### RECORD EXCERPTS
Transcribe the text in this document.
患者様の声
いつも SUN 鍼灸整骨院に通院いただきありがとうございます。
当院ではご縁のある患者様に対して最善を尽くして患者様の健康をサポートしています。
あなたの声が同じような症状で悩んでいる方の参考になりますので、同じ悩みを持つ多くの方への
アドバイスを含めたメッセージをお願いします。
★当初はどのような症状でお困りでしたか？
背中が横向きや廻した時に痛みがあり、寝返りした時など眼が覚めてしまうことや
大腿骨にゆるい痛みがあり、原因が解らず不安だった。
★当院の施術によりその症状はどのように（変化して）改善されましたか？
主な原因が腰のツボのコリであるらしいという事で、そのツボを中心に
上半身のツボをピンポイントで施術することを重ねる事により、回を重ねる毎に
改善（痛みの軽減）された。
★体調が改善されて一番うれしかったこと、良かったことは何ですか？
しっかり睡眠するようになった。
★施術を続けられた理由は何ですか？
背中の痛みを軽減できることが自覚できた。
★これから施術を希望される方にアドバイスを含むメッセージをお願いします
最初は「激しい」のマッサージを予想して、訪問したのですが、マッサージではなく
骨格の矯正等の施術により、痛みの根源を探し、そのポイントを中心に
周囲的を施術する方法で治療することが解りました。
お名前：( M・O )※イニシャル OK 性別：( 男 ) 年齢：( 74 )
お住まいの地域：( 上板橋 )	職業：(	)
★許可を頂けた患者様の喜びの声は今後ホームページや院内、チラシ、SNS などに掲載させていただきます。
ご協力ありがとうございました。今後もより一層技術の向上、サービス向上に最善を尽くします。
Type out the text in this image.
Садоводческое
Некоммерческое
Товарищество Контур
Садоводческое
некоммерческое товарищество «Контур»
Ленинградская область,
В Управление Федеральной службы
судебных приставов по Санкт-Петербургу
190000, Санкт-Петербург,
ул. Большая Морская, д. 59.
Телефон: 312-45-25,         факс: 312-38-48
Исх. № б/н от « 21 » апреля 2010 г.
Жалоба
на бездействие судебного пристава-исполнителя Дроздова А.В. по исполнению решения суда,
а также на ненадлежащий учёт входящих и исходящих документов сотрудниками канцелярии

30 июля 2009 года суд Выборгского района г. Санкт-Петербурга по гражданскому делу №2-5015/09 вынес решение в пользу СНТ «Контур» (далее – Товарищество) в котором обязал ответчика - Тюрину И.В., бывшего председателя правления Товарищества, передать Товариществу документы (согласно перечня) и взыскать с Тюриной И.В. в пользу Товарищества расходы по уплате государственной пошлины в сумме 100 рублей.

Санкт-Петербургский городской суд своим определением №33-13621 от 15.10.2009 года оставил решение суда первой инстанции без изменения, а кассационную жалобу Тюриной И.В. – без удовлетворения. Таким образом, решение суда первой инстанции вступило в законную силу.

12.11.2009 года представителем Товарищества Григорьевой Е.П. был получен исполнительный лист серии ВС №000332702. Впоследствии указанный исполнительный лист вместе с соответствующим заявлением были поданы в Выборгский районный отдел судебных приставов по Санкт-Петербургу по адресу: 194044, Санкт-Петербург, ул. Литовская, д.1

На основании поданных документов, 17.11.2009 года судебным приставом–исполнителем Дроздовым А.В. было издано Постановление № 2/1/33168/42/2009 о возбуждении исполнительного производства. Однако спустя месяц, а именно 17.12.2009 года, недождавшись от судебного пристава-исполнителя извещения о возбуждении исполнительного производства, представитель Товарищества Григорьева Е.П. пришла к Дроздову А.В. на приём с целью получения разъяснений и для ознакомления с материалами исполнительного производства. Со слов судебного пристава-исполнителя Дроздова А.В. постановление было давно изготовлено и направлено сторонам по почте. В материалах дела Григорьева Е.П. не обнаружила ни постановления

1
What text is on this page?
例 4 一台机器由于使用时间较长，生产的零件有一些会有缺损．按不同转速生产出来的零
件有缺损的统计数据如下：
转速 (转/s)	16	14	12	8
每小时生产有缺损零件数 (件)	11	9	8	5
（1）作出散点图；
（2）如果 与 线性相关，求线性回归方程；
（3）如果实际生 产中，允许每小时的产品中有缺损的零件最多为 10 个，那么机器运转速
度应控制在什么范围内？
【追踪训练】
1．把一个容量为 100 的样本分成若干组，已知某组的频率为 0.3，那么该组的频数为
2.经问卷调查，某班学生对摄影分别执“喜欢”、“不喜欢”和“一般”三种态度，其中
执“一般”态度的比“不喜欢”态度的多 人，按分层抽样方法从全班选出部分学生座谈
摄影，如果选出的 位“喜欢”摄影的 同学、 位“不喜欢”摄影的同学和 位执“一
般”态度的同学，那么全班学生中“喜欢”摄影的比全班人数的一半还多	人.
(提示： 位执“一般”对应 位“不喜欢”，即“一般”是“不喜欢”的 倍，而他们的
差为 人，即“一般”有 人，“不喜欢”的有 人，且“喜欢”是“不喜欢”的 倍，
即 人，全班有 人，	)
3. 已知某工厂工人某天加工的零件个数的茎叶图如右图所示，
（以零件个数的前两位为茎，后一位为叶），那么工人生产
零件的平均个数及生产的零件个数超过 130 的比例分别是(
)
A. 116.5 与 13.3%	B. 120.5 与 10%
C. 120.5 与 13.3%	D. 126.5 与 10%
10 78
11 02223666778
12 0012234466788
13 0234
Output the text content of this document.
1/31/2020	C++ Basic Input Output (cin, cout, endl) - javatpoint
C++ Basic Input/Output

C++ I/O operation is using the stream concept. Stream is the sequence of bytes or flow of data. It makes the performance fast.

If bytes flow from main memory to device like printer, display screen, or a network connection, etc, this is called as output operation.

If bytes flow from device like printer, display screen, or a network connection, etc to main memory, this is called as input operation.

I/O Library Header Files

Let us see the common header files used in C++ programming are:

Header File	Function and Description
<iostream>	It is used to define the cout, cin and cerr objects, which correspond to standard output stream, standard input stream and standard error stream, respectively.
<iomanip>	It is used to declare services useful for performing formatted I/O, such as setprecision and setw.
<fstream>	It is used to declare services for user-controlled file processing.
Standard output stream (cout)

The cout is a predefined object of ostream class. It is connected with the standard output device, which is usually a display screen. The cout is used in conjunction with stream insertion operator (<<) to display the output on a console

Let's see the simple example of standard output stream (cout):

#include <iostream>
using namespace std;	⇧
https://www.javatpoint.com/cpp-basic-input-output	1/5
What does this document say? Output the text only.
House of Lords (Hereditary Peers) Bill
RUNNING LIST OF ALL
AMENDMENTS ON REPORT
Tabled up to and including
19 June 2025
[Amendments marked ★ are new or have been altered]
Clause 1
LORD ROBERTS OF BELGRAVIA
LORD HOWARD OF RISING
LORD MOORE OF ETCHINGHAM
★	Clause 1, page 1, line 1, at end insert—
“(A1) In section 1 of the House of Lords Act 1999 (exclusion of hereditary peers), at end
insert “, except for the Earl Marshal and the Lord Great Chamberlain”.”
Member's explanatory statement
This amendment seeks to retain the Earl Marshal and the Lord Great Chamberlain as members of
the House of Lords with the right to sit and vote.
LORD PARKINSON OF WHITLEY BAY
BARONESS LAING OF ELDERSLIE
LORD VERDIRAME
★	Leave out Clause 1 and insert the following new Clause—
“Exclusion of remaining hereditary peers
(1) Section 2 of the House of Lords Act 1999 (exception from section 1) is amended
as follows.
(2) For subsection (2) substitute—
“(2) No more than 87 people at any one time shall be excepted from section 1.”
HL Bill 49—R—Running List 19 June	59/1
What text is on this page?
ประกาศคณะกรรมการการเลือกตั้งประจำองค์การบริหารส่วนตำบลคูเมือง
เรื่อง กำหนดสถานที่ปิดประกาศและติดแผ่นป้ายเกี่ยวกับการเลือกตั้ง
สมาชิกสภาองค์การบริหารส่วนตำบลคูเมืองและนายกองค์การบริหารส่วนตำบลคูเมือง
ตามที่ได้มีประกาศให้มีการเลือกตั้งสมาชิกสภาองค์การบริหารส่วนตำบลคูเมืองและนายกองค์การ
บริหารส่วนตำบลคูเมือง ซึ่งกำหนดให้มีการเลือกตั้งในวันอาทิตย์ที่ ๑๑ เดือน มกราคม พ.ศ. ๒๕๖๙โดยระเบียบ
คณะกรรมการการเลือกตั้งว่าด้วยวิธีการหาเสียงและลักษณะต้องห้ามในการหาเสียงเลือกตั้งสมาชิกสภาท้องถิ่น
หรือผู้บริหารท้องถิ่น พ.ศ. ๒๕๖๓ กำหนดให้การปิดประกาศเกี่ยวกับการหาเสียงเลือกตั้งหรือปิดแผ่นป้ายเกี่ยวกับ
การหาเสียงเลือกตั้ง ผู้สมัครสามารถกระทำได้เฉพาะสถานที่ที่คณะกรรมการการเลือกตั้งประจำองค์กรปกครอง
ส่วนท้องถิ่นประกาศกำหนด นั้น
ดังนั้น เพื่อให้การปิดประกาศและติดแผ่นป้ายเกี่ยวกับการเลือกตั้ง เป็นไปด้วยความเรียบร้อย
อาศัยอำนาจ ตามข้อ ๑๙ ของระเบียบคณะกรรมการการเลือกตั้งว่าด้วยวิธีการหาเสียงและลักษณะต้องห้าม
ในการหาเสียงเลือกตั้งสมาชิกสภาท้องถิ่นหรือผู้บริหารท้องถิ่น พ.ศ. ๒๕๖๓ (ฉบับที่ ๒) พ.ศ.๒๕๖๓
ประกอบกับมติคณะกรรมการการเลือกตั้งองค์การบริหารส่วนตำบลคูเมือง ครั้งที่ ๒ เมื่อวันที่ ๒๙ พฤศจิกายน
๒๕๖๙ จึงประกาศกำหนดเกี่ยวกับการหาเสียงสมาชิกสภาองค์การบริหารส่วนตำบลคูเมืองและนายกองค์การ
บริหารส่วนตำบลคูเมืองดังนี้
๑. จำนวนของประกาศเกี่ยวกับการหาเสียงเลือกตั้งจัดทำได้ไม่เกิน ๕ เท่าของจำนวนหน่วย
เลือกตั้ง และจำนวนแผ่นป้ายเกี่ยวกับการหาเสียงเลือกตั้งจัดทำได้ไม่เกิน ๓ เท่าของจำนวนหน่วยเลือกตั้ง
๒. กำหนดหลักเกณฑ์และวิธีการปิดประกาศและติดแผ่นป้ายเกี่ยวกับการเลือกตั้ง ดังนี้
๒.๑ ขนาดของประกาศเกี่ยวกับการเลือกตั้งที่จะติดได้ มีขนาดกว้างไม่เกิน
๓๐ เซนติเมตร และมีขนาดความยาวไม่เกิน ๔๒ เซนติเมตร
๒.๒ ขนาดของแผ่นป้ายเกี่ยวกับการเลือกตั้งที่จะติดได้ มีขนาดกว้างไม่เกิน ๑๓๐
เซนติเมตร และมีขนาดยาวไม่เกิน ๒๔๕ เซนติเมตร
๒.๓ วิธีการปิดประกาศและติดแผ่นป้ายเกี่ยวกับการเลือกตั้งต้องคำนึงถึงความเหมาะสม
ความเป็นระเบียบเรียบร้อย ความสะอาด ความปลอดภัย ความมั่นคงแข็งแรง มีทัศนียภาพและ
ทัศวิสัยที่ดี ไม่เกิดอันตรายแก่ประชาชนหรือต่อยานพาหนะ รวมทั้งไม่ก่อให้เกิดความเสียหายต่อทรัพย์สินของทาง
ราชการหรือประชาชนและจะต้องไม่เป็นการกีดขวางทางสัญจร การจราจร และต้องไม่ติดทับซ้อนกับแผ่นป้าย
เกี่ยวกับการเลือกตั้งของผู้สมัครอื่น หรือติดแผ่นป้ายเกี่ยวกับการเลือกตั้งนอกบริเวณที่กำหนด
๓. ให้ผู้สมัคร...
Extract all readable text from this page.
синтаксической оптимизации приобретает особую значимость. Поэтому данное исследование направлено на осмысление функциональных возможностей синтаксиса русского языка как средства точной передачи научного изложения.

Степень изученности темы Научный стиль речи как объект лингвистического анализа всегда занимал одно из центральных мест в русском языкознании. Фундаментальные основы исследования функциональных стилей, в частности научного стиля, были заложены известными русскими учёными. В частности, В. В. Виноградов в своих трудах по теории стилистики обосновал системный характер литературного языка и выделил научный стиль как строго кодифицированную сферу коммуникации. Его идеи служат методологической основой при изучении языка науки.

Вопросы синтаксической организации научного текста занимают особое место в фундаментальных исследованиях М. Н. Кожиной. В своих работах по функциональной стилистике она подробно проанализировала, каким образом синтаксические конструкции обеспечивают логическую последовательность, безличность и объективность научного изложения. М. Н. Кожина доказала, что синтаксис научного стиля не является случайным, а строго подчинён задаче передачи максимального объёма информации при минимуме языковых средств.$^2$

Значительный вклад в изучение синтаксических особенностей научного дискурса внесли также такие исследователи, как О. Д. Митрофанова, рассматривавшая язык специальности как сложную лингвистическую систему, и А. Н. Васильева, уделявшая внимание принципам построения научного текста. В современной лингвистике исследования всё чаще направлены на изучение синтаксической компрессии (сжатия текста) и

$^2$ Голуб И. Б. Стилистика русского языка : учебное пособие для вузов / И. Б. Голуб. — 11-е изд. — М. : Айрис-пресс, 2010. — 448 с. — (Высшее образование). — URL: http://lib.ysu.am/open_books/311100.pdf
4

### WORK INSTRUCTIONS
Above are several records. Count the lines among them that contain "กสภาท" and give only the total.

### SOLVED PROBLEM
2